What is required> Search the material for the string "color", then return every line where it is found.
━━ Given records
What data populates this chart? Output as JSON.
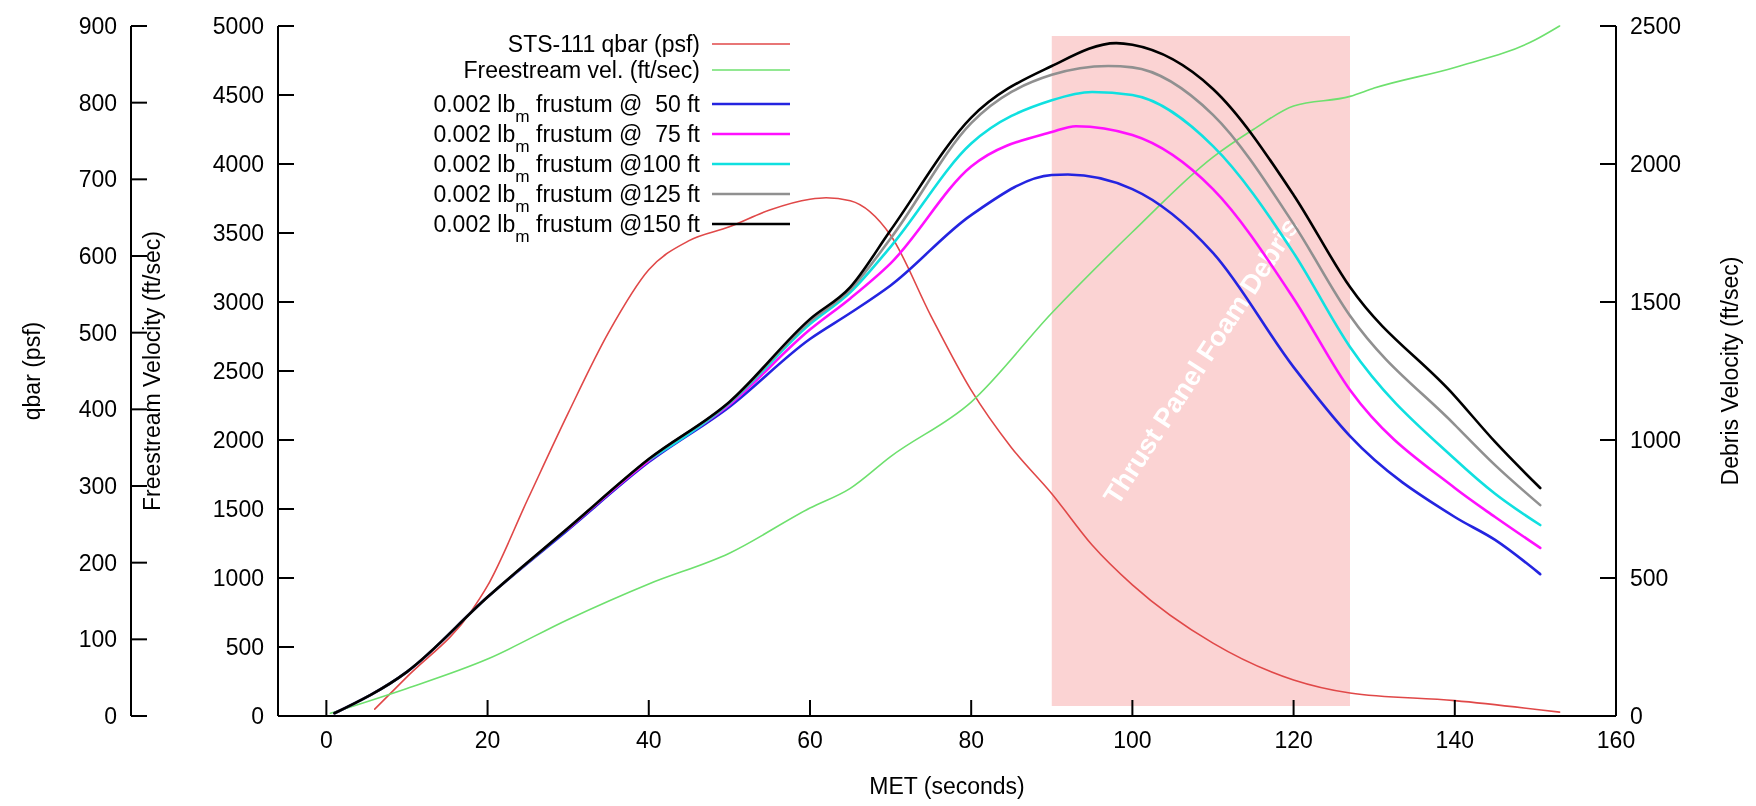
{
  "chart_data": {
    "type": "line",
    "xlabel": "MET (seconds)",
    "ylabel": "Freestream Velocity (ft/sec)",
    "y2label": "Debris Velocity (ft/sec)",
    "y3label": "qbar (psf)",
    "xlim": [
      -6,
      160
    ],
    "xticks": [
      0,
      20,
      40,
      60,
      80,
      100,
      120,
      140,
      160
    ],
    "ylim": [
      0,
      5000
    ],
    "yticks": [
      0,
      500,
      1000,
      1500,
      2000,
      2500,
      3000,
      3500,
      4000,
      4500,
      5000
    ],
    "y2lim": [
      0,
      2500
    ],
    "y2ticks": [
      0,
      500,
      1000,
      1500,
      2000,
      2500
    ],
    "y3lim": [
      0,
      900
    ],
    "y3ticks": [
      0,
      100,
      200,
      300,
      400,
      500,
      600,
      700,
      800,
      900
    ],
    "legend": "top left",
    "grid": false,
    "line_style": "solid",
    "marker": "none",
    "bands": [
      {
        "axis": "x",
        "from": 90,
        "to": 127,
        "label": "Thrust Panel Foam Debris",
        "color": "#fbd3d3"
      }
    ],
    "series": [
      {
        "name": "STS-111 qbar (psf)",
        "color": "#e04848",
        "axis": "y3",
        "x": [
          6,
          10,
          18,
          20,
          25,
          30,
          35,
          40,
          45,
          50,
          55,
          60,
          62,
          65,
          70,
          75,
          80,
          85,
          90,
          95,
          100,
          110,
          120,
          127,
          140,
          153
        ],
        "values": [
          9,
          51,
          137,
          170,
          283,
          395,
          500,
          582,
          620,
          638,
          660,
          674,
          676,
          672,
          627,
          522,
          425,
          350,
          290,
          223,
          171,
          95,
          47,
          30,
          20,
          5
        ]
      },
      {
        "name": "Freestream vel. (ft/sec)",
        "color": "#6ee06e",
        "x": [
          0.5,
          10,
          20,
          30,
          40,
          50,
          60,
          65,
          70,
          80,
          90,
          100,
          110,
          115,
          120,
          127,
          130,
          140,
          150,
          153
        ],
        "values": [
          20,
          200,
          413,
          700,
          957,
          1180,
          1507,
          1650,
          1880,
          2275,
          2920,
          3507,
          4050,
          4250,
          4420,
          4490,
          4550,
          4700,
          4900,
          5000
        ]
      },
      {
        "name": "0.002 lb$_{m}$ frustum @  50 ft",
        "color": "#2424e0",
        "axis": "y2",
        "x": [
          1,
          10,
          20,
          30,
          40,
          50,
          60,
          65,
          70,
          80,
          90,
          92,
          100,
          110,
          120,
          127,
          140,
          145,
          150.6
        ],
        "values": [
          10,
          160,
          431,
          675,
          920,
          1120,
          1366,
          1460,
          1560,
          1815,
          1960,
          1962,
          1909,
          1678,
          1264,
          1014,
          721,
          638,
          514
        ]
      },
      {
        "name": "0.002 lb$_{m}$ frustum @  75 ft",
        "color": "#ff10ff",
        "axis": "y2",
        "x": [
          30,
          40,
          50,
          60,
          65,
          70,
          80,
          90,
          93,
          100,
          110,
          120,
          127,
          140,
          145,
          150.6
        ],
        "values": [
          678,
          925,
          1128,
          1400,
          1513,
          1640,
          1991,
          2116,
          2137,
          2105,
          1909,
          1513,
          1181,
          826,
          721,
          609
        ]
      },
      {
        "name": "0.002 lb$_{m}$ frustum @100 ft",
        "color": "#10e0e0",
        "axis": "y2",
        "x": [
          40,
          50,
          60,
          65,
          70,
          80,
          90,
          95,
          100,
          110,
          120,
          127,
          140,
          145,
          150.6
        ],
        "values": [
          928,
          1133,
          1420,
          1535,
          1700,
          2074,
          2231,
          2261,
          2250,
          2065,
          1678,
          1337,
          931,
          805,
          692
        ]
      },
      {
        "name": "0.002 lb$_{m}$ frustum @125 ft",
        "color": "#909090",
        "axis": "y2",
        "x": [
          1,
          10,
          20,
          30,
          40,
          50,
          60,
          65,
          70,
          80,
          90,
          97,
          100,
          110,
          120,
          127,
          140,
          145,
          150.6
        ],
        "values": [
          10,
          160,
          431,
          681,
          930,
          1136,
          1430,
          1545,
          1730,
          2148,
          2323,
          2355,
          2350,
          2178,
          1783,
          1450,
          1055,
          909,
          764
        ]
      },
      {
        "name": "0.002 lb$_{m}$ frustum @150 ft",
        "color": "#000000",
        "axis": "y2",
        "x": [
          1,
          10,
          20,
          30,
          40,
          50,
          60,
          65,
          70,
          80,
          90,
          98,
          100,
          110,
          120,
          127,
          140,
          145,
          150.6
        ],
        "values": [
          10,
          160,
          431,
          681,
          931,
          1138,
          1438,
          1554,
          1760,
          2168,
          2355,
          2438,
          2432,
          2272,
          1888,
          1554,
          1159,
          993,
          826
        ]
      }
    ]
  }
}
━━━━
Response to the task>
        "color": "#fbd3d3"
        "color": "#e04848",
        "color": "#6ee06e",
        "color": "#2424e0",
        "color": "#ff10ff",
        "color": "#10e0e0",
        "color": "#909090",
        "color": "#000000",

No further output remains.